Spot every line with the word "footer" and return it.

> [Supplied records]
START
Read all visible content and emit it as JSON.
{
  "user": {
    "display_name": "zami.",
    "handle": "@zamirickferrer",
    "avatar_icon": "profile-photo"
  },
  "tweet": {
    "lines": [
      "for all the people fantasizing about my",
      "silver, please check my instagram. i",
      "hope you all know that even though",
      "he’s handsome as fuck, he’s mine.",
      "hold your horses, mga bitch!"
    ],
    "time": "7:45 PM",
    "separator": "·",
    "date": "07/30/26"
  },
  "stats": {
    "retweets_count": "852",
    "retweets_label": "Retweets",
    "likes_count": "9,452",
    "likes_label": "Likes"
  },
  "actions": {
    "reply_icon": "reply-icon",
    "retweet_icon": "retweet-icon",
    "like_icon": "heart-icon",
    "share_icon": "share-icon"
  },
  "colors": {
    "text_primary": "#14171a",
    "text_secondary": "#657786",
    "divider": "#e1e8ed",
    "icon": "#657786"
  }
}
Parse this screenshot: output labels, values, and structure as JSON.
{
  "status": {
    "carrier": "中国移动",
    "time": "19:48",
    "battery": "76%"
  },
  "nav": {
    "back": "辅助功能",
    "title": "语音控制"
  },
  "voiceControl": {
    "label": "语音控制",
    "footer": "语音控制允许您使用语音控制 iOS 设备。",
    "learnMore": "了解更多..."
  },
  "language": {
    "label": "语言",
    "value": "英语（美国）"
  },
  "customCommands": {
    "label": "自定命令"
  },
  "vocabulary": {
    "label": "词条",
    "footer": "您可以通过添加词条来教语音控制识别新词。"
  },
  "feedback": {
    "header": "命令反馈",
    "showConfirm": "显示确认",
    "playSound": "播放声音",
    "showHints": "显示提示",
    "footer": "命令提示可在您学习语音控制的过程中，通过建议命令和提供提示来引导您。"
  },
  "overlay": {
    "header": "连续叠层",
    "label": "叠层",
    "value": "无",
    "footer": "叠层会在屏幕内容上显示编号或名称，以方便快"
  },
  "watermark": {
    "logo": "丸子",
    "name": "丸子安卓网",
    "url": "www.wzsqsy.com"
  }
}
END
> [The response]
    "footer": "语音控制允许您使用语音控制 iOS 设备。",
    "footer": "您可以通过添加词条来教语音控制识别新词。"
    "footer": "命令提示可在您学习语音控制的过程中，通过建议命令和提供提示来引导您。"
    "footer": "叠层会在屏幕内容上显示编号或名称，以方便快"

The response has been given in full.